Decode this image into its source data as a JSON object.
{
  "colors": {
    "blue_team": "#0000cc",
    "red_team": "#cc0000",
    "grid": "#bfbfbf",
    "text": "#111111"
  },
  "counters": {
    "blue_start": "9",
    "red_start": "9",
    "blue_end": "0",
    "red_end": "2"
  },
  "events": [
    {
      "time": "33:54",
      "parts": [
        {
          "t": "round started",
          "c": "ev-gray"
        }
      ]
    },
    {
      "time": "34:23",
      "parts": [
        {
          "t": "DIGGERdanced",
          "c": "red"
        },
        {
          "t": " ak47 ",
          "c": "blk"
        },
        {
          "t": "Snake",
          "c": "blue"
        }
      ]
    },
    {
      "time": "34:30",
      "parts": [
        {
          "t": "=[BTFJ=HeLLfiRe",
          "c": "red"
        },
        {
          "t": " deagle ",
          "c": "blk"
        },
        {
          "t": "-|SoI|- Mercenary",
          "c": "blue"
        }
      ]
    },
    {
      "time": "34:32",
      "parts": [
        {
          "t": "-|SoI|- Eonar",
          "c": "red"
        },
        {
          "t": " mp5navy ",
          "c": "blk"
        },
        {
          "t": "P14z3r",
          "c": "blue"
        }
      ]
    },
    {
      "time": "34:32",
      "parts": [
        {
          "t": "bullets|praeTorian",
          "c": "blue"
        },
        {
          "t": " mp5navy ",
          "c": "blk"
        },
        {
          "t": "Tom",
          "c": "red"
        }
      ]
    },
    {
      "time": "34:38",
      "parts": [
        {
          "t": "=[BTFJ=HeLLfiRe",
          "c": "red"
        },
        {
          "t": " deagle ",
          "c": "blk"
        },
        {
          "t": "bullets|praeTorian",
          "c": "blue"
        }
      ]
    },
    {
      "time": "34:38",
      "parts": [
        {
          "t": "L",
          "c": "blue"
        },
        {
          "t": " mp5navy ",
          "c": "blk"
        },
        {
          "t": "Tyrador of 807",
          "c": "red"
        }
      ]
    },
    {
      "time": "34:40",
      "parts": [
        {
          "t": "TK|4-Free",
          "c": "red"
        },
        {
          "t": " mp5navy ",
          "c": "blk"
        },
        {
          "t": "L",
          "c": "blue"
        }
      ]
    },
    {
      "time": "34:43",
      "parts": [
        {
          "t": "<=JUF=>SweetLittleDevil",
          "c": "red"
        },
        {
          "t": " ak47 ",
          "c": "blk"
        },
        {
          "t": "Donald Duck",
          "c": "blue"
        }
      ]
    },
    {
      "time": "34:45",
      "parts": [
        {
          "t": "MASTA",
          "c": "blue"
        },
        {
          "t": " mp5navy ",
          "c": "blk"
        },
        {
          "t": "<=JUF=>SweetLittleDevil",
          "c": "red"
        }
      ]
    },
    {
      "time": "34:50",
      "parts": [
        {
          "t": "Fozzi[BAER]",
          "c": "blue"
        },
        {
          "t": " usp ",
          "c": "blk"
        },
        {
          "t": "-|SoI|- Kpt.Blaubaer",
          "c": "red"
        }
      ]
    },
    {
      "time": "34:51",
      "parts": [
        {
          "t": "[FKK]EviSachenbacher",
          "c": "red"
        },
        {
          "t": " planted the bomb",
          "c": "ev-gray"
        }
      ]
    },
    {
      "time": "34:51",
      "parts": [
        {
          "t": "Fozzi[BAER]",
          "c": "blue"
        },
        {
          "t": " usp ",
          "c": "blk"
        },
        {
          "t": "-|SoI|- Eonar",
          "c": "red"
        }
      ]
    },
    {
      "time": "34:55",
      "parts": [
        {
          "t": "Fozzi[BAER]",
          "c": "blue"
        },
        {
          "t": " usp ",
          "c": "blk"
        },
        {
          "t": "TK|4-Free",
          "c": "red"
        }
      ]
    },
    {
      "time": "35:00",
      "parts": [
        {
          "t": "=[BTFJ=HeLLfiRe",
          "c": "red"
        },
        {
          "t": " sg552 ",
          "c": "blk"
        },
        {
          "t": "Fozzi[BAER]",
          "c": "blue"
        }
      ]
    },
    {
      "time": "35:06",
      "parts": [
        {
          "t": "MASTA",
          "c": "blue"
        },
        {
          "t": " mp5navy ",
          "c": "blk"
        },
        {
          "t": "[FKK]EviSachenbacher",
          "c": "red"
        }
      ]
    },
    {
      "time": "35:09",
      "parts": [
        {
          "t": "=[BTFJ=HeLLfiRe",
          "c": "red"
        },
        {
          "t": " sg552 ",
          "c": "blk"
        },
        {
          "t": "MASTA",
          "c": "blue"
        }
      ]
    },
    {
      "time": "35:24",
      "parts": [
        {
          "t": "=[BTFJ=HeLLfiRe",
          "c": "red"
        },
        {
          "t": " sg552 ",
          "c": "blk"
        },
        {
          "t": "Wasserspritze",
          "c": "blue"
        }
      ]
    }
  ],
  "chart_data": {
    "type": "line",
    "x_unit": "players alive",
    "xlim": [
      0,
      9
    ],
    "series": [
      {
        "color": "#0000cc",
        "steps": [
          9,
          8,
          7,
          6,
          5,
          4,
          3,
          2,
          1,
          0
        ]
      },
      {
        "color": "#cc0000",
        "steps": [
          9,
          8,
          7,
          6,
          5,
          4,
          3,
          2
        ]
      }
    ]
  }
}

________________________________________

Faithfully transcribe the whole of the data.

- [EXERCISE RESULT]
Decode this image into its source data as a JSON object.
{
  "colors": {
    "blue_team": "#0000cc",
    "red_team": "#cc0000",
    "grid": "#bfbfbf",
    "text": "#111111"
  },
  "counters": {
    "blue_start": "9",
    "red_start": "9",
    "blue_end": "0",
    "red_end": "2"
  },
  "events": [
    {
      "time": "33:54",
      "parts": [
        {
          "t": "round started",
          "c": "ev-gray"
        }
      ]
    },
    {
      "time": "34:23",
      "parts": [
        {
          "t": "DIGGERdanced",
          "c": "red"
        },
        {
          "t": " ak47 ",
          "c": "blk"
        },
        {
          "t": "Snake",
          "c": "blue"
        }
      ]
    },
    {
      "time": "34:30",
      "parts": [
        {
          "t": "=[BTFJ=HeLLfiRe",
          "c": "red"
        },
        {
          "t": " deagle ",
          "c": "blk"
        },
        {
          "t": "-|SoI|- Mercenary",
          "c": "blue"
        }
      ]
    },
    {
      "time": "34:32",
      "parts": [
        {
          "t": "-|SoI|- Eonar",
          "c": "red"
        },
        {
          "t": " mp5navy ",
          "c": "blk"
        },
        {
          "t": "P14z3r",
          "c": "blue"
        }
      ]
    },
    {
      "time": "34:32",
      "parts": [
        {
          "t": "bullets|praeTorian",
          "c": "blue"
        },
        {
          "t": " mp5navy ",
          "c": "blk"
        },
        {
          "t": "Tom",
          "c": "red"
        }
      ]
    },
    {
      "time": "34:38",
      "parts": [
        {
          "t": "=[BTFJ=HeLLfiRe",
          "c": "red"
        },
        {
          "t": " deagle ",
          "c": "blk"
        },
        {
          "t": "bullets|praeTorian",
          "c": "blue"
        }
      ]
    },
    {
      "time": "34:38",
      "parts": [
        {
          "t": "L",
          "c": "blue"
        },
        {
          "t": " mp5navy ",
          "c": "blk"
        },
        {
          "t": "Tyrador of 807",
          "c": "red"
        }
      ]
    },
    {
      "time": "34:40",
      "parts": [
        {
          "t": "TK|4-Free",
          "c": "red"
        },
        {
          "t": " mp5navy ",
          "c": "blk"
        },
        {
          "t": "L",
          "c": "blue"
        }
      ]
    },
    {
      "time": "34:43",
      "parts": [
        {
          "t": "<=JUF=>SweetLittleDevil",
          "c": "red"
        },
        {
          "t": " ak47 ",
          "c": "blk"
        },
        {
          "t": "Donald Duck",
          "c": "blue"
        }
      ]
    },
    {
      "time": "34:45",
      "parts": [
        {
          "t": "MASTA",
          "c": "blue"
        },
        {
          "t": " mp5navy ",
          "c": "blk"
        },
        {
          "t": "<=JUF=>SweetLittleDevil",
          "c": "red"
        }
      ]
    },
    {
      "time": "34:50",
      "parts": [
        {
          "t": "Fozzi[BAER]",
          "c": "blue"
        },
        {
          "t": " usp ",
          "c": "blk"
        },
        {
          "t": "-|SoI|- Kpt.Blaubaer",
          "c": "red"
        }
      ]
    },
    {
      "time": "34:51",
      "parts": [
        {
          "t": "[FKK]EviSachenbacher",
          "c": "red"
        },
        {
          "t": " planted the bomb",
          "c": "ev-gray"
        }
      ]
    },
    {
      "time": "34:51",
      "parts": [
        {
          "t": "Fozzi[BAER]",
          "c": "blue"
        },
        {
          "t": " usp ",
          "c": "blk"
        },
        {
          "t": "-|SoI|- Eonar",
          "c": "red"
        }
      ]
    },
    {
      "time": "34:55",
      "parts": [
        {
          "t": "Fozzi[BAER]",
          "c": "blue"
        },
        {
          "t": " usp ",
          "c": "blk"
        },
        {
          "t": "TK|4-Free",
          "c": "red"
        }
      ]
    },
    {
      "time": "35:00",
      "parts": [
        {
          "t": "=[BTFJ=HeLLfiRe",
          "c": "red"
        },
        {
          "t": " sg552 ",
          "c": "blk"
        },
        {
          "t": "Fozzi[BAER]",
          "c": "blue"
        }
      ]
    },
    {
      "time": "35:06",
      "parts": [
        {
          "t": "MASTA",
          "c": "blue"
        },
        {
          "t": " mp5navy ",
          "c": "blk"
        },
        {
          "t": "[FKK]EviSachenbacher",
          "c": "red"
        }
      ]
    },
    {
      "time": "35:09",
      "parts": [
        {
          "t": "=[BTFJ=HeLLfiRe",
          "c": "red"
        },
        {
          "t": " sg552 ",
          "c": "blk"
        },
        {
          "t": "MASTA",
          "c": "blue"
        }
      ]
    },
    {
      "time": "35:24",
      "parts": [
        {
          "t": "=[BTFJ=HeLLfiRe",
          "c": "red"
        },
        {
          "t": " sg552 ",
          "c": "blk"
        },
        {
          "t": "Wasserspritze",
          "c": "blue"
        }
      ]
    }
  ],
  "chart_data": {
    "type": "line",
    "x_unit": "players alive",
    "xlim": [
      0,
      9
    ],
    "series": [
      {
        "color": "#0000cc",
        "steps": [
          9,
          8,
          7,
          6,
          5,
          4,
          3,
          2,
          1,
          0
        ]
      },
      {
        "color": "#cc0000",
        "steps": [
          9,
          8,
          7,
          6,
          5,
          4,
          3,
          2
        ]
      }
    ]
  }
}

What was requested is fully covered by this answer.